**Aim:** Report every line below that holds the word "name".

──────── Data supplied

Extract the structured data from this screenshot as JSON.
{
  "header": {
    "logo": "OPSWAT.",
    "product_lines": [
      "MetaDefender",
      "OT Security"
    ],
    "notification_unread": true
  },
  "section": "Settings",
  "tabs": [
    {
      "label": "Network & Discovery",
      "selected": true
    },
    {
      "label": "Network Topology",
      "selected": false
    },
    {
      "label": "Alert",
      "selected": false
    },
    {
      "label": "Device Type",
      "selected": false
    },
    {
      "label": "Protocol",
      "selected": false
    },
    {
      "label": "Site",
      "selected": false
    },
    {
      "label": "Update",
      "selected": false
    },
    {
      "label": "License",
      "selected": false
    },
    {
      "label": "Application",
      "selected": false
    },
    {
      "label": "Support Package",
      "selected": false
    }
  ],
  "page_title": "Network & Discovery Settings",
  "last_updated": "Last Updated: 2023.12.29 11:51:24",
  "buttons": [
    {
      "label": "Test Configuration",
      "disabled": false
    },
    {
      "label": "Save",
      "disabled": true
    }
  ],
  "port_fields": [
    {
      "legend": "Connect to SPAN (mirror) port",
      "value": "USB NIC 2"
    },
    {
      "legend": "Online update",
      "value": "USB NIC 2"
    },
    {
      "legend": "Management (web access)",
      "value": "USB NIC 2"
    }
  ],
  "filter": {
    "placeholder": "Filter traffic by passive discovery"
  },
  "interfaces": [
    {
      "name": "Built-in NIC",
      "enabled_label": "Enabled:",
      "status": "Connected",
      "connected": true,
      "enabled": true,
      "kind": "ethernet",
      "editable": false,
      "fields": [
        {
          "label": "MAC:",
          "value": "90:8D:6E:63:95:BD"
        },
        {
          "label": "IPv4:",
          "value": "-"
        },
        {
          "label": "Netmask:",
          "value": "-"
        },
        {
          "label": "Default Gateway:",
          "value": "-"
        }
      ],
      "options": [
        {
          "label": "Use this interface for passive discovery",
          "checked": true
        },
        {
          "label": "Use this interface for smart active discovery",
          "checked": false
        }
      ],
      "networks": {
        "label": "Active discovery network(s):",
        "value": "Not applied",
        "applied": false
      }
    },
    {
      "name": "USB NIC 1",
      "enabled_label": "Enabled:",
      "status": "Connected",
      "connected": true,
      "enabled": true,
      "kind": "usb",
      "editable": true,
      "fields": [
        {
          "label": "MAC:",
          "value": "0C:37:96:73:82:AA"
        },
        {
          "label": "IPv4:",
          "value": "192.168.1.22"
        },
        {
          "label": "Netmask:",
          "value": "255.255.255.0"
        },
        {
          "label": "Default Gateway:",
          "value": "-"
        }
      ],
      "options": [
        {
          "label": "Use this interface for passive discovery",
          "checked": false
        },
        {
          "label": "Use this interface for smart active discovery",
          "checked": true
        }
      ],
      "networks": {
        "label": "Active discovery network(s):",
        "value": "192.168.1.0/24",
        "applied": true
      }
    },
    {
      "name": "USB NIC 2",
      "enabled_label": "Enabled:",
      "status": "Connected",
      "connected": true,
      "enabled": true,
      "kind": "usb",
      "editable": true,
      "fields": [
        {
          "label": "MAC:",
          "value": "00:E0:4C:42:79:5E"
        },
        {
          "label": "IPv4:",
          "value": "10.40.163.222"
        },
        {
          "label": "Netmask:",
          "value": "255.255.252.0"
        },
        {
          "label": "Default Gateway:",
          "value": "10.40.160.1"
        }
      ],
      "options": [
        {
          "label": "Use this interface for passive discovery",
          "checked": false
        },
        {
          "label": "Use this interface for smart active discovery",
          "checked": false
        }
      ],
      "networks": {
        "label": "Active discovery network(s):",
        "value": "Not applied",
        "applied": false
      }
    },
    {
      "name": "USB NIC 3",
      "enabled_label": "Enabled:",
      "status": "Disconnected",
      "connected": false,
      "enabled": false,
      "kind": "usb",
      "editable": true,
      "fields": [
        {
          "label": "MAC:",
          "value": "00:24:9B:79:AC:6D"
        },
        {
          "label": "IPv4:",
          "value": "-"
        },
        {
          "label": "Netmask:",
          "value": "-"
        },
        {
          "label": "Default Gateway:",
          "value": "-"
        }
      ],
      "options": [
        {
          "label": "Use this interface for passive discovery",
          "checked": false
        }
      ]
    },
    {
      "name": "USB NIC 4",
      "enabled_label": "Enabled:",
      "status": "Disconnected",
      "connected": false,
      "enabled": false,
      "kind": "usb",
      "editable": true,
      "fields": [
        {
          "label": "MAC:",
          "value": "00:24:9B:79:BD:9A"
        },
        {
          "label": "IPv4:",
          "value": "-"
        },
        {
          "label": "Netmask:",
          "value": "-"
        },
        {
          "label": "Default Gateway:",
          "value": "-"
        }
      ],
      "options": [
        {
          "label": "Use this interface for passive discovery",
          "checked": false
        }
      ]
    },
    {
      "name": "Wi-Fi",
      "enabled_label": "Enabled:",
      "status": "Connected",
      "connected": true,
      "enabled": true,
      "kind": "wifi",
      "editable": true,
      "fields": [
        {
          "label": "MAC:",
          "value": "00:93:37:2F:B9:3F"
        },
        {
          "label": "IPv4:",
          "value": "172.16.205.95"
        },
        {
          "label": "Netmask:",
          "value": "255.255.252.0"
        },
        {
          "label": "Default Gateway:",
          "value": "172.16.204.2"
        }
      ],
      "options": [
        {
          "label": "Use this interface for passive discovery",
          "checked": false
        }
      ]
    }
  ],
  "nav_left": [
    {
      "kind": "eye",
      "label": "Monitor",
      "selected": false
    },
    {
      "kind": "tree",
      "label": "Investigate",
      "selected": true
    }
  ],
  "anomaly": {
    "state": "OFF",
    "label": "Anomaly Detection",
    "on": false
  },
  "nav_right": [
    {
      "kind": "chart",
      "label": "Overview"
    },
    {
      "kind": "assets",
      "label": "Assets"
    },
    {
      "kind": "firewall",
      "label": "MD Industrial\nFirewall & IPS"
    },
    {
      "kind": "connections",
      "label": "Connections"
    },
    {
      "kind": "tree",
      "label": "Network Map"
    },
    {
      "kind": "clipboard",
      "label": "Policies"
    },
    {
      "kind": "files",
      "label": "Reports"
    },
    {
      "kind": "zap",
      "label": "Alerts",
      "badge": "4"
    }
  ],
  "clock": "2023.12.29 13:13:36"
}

────────────────

**Reply:**
      "name": "Built-in NIC",
      "name": "USB NIC 1",
      "name": "USB NIC 2",
      "name": "USB NIC 3",
      "name": "USB NIC 4",
      "name": "Wi-Fi",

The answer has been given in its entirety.